**Problem details**
Check each line of the records below for the word "structure" and copy those where it appears.

Saved entries
● ● ● ● ● ● ●
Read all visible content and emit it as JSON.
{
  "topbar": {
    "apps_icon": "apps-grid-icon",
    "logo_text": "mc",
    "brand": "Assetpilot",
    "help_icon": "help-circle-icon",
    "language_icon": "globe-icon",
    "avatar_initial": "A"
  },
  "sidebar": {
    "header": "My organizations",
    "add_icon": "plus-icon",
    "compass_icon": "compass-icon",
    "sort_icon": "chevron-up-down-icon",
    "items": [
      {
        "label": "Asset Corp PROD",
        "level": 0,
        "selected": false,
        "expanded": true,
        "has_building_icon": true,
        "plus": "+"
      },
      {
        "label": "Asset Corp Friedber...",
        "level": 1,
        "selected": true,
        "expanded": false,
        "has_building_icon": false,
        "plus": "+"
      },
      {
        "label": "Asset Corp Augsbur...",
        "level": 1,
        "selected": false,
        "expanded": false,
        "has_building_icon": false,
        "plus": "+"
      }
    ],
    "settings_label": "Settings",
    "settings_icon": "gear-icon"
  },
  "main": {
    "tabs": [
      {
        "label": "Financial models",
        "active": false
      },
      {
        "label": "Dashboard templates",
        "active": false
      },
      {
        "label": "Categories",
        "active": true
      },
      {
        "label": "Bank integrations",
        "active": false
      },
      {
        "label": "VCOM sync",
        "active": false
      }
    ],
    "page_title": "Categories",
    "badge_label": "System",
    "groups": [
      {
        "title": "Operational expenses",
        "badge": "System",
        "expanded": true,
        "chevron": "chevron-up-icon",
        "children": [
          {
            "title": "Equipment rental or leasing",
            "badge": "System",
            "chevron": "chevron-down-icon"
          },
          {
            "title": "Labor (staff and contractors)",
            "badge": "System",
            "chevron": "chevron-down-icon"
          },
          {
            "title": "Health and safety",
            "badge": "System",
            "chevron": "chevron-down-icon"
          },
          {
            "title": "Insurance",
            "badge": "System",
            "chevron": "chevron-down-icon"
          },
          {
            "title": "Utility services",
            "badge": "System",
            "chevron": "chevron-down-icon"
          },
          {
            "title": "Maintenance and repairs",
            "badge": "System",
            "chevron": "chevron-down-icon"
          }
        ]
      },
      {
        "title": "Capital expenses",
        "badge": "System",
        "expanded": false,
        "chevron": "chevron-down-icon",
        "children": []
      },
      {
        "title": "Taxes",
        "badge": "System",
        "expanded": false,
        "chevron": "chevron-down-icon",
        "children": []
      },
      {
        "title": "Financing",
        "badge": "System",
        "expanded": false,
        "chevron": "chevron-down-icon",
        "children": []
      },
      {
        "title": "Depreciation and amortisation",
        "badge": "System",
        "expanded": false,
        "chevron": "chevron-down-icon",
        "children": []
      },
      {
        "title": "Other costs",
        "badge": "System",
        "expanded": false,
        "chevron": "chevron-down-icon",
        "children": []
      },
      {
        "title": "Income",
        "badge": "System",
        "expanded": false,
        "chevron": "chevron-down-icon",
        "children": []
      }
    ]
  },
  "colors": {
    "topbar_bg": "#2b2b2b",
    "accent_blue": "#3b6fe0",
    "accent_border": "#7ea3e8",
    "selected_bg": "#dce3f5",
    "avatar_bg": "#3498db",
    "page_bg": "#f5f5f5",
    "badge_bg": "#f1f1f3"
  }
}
● ● ● ● ● ● ●
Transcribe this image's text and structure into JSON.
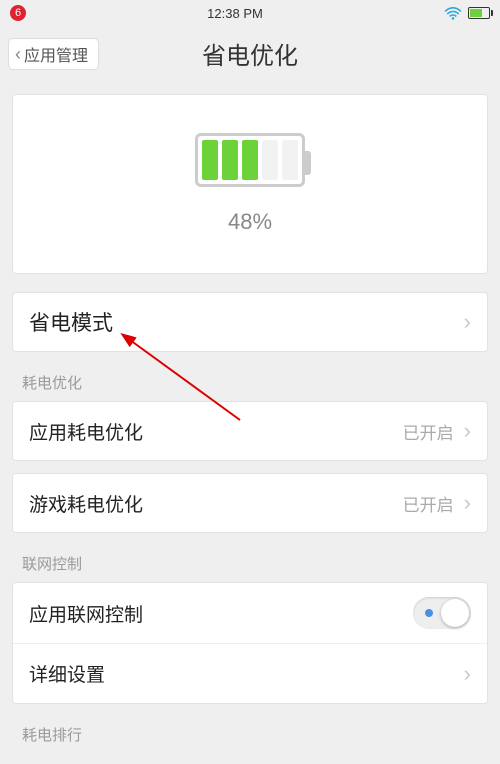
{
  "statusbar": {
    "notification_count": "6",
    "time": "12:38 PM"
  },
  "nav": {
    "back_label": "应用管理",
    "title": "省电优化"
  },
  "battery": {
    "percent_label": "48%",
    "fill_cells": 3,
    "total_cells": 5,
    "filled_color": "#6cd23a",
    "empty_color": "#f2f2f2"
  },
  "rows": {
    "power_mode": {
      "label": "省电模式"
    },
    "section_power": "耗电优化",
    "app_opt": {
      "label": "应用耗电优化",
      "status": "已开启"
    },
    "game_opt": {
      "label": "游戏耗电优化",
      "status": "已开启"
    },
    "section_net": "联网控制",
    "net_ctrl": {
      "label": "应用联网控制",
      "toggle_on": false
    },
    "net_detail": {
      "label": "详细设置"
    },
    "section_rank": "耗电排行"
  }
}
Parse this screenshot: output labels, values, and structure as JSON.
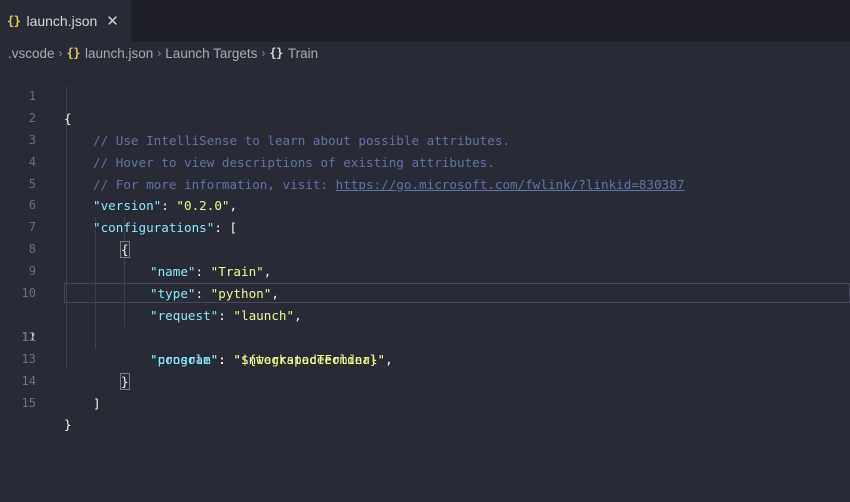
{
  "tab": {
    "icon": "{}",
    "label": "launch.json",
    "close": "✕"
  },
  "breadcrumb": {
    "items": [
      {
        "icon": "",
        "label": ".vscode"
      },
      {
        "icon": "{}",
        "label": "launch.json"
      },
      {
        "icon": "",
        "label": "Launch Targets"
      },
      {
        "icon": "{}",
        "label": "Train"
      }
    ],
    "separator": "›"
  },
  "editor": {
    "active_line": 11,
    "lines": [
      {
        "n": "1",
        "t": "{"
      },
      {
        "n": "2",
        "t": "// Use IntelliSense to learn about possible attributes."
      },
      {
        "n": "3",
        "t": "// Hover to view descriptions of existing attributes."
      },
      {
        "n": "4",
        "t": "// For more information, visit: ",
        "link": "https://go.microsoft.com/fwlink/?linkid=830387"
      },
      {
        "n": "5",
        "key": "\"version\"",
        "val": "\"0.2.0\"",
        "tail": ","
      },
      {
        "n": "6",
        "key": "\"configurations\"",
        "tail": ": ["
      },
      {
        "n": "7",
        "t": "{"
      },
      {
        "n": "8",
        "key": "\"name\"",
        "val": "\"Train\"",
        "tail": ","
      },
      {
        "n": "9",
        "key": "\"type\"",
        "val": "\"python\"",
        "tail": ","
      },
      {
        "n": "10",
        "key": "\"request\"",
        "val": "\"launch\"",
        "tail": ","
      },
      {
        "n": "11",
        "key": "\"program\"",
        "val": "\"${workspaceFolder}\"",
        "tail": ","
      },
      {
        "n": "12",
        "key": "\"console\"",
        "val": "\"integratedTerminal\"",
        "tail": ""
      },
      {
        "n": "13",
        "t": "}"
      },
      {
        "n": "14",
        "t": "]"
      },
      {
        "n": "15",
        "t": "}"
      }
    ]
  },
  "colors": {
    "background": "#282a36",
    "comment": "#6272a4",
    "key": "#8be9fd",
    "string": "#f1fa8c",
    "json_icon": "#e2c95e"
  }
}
● ● ● ● ● ● ●
**Written response**
Transcribe this image's text and structure into JSON.
Parse this screenshot: output labels, values, and structure as JSON.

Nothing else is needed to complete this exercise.